*STATED GOAL*: Find the lines holding the word "nicht" and collect them.

*EXCERPTED DATA*:

+--

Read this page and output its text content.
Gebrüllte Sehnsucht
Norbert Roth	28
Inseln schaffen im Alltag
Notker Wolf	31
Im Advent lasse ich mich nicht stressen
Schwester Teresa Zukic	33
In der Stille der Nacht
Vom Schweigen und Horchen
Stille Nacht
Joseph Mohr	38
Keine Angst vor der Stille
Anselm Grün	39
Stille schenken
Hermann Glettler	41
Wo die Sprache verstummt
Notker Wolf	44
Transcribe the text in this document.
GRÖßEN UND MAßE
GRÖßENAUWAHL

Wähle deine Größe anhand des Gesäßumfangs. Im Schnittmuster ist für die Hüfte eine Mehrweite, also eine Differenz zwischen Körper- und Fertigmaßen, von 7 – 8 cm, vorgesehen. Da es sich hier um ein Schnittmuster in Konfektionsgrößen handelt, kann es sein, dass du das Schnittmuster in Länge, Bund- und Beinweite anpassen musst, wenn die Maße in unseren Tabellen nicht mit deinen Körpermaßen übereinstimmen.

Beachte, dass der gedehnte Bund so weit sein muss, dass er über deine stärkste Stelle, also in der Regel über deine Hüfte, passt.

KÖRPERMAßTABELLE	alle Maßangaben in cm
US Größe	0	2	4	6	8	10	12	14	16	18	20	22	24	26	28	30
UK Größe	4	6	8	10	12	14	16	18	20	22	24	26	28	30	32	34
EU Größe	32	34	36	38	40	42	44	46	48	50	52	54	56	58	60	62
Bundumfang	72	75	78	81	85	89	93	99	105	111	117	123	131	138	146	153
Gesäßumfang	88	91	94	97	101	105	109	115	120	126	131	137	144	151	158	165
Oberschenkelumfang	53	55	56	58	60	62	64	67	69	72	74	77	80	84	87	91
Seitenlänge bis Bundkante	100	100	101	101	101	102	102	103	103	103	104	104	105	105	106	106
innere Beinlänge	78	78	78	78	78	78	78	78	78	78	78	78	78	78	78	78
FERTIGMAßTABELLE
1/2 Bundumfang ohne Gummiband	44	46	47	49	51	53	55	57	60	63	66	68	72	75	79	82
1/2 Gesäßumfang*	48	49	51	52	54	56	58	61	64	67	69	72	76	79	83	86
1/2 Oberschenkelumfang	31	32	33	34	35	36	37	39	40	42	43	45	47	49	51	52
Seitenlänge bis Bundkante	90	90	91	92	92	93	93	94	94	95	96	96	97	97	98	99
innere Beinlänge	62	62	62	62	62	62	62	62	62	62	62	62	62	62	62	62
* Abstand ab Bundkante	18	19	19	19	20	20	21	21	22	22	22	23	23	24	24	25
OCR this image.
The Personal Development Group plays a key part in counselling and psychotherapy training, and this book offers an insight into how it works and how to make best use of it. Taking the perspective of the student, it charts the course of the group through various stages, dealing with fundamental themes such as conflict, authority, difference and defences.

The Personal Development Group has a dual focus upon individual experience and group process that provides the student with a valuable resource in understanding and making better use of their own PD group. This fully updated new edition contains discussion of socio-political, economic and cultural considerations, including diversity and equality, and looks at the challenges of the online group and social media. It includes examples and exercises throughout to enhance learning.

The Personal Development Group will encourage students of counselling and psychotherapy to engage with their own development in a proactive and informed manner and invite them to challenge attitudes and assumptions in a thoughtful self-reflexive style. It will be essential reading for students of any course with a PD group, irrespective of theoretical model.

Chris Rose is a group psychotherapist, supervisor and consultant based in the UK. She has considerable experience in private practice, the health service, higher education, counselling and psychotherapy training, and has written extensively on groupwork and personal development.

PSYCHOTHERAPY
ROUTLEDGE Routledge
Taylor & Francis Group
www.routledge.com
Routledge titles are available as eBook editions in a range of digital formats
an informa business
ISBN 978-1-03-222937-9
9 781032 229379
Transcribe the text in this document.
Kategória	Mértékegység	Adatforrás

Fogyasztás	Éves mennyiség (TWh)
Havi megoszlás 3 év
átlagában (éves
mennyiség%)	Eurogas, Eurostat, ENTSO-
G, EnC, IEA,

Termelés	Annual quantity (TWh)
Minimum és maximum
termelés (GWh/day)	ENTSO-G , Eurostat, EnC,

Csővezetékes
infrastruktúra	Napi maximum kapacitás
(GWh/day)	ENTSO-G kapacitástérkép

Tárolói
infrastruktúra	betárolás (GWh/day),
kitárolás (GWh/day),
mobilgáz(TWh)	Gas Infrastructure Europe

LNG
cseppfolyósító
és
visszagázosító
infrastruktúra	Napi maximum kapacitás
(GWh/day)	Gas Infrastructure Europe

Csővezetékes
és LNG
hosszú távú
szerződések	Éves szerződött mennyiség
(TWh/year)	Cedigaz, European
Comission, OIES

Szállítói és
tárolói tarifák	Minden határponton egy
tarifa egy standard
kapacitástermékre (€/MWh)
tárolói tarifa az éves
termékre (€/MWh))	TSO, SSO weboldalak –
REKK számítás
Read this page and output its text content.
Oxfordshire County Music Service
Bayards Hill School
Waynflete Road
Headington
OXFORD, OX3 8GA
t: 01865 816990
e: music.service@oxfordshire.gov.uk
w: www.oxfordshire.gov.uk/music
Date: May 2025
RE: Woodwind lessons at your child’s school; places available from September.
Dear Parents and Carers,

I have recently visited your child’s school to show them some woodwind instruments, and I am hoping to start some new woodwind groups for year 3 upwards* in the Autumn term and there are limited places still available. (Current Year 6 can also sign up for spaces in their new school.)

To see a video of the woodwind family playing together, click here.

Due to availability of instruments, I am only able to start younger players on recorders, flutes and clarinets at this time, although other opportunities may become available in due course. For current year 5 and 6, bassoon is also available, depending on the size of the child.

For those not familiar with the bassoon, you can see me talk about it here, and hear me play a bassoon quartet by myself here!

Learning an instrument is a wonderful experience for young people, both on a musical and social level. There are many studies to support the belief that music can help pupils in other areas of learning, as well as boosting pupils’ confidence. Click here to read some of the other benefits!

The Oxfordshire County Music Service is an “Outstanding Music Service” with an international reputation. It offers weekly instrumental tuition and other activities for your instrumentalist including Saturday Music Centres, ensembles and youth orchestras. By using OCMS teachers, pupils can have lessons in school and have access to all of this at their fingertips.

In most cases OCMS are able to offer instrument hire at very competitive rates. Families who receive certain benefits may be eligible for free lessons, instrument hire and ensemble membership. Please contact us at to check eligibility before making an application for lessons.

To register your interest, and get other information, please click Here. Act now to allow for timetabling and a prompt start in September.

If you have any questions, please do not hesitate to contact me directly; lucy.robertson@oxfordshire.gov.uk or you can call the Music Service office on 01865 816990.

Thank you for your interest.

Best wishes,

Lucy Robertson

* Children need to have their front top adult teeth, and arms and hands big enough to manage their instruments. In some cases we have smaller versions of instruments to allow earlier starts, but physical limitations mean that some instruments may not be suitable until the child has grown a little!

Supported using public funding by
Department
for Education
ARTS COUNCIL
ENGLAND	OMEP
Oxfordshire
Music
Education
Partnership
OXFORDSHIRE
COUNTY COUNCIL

+--

*FINISHED EXERCISE*:
Im Advent lasse ich mich nicht stressen
Wähle deine Größe anhand des Gesäßumfangs. Im Schnittmuster ist für die Hüfte eine Mehrweite, also eine Differenz zwischen Körper- und Fertigmaßen, von 7 – 8 cm, vorgesehen. Da es sich hier um ein Schnittmuster in Konfektionsgrößen handelt, kann es sein, dass du das Schnittmuster in Länge, Bund- und Beinweite anpassen musst, wenn die Maße in unseren Tabellen nicht mit deinen Körpermaßen übereinstimmen.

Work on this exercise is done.